» Data for the task:
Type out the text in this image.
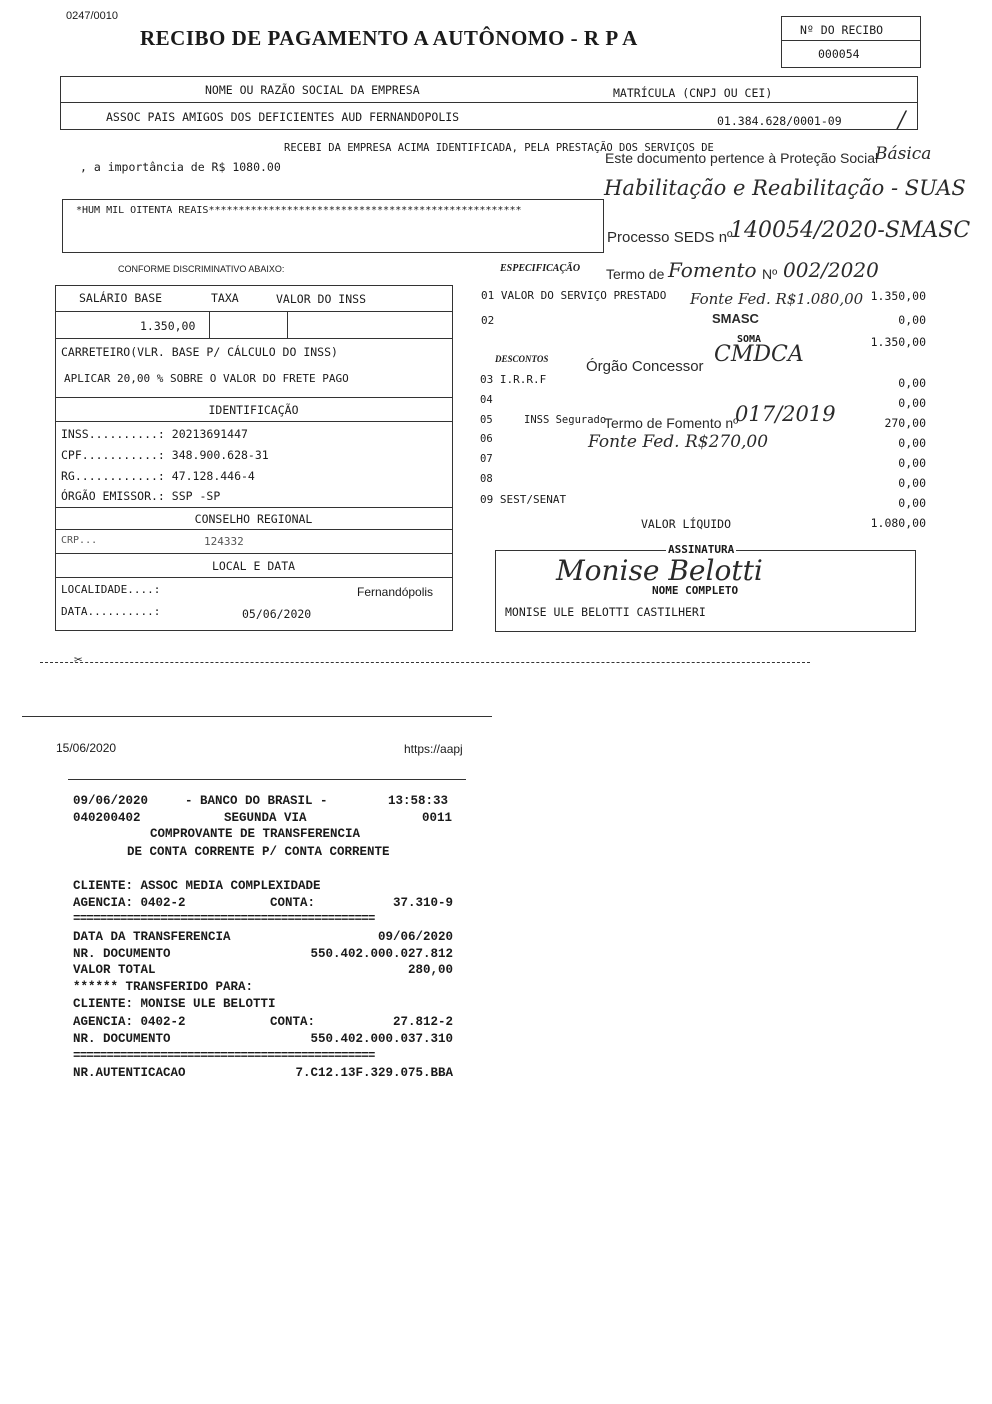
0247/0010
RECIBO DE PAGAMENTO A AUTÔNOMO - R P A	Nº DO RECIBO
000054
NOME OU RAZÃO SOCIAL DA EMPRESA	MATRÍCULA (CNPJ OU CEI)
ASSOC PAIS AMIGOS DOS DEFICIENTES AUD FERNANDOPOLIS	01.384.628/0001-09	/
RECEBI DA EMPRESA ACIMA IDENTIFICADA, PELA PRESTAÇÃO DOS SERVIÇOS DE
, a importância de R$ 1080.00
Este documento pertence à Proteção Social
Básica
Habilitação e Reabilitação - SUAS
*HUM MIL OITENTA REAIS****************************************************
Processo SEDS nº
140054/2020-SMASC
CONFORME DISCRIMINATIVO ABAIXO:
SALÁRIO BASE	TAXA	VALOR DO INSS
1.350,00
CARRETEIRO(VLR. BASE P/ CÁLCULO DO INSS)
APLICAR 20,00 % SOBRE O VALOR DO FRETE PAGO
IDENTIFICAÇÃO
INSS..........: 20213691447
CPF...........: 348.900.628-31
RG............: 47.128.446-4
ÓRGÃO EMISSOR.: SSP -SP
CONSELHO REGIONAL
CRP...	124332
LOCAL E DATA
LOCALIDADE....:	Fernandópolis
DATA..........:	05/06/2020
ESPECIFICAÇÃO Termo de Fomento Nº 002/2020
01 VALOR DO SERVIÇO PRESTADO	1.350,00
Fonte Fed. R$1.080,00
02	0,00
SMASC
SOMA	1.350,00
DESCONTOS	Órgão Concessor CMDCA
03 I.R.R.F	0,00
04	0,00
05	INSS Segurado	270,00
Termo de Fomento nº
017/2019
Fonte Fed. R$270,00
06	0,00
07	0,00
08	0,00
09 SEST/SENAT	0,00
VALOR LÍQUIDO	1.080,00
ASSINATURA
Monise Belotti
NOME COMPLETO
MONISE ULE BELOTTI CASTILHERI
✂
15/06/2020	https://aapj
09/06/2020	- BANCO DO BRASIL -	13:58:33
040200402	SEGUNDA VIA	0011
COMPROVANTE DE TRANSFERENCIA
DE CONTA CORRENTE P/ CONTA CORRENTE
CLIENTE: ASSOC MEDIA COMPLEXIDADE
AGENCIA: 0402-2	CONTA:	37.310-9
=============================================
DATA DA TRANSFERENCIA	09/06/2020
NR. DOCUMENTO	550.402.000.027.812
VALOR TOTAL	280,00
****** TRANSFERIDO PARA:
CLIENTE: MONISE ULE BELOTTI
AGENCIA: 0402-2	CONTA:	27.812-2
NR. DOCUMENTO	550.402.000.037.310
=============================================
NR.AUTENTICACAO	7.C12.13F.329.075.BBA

» Given problem:
List each line of the records that holds the string "ASSOC".

» Answer for the task:
ASSOC PAIS AMIGOS DOS DEFICIENTES AUD FERNANDOPOLIS	01.384.628/0001-09	/
CLIENTE: ASSOC MEDIA COMPLEXIDADE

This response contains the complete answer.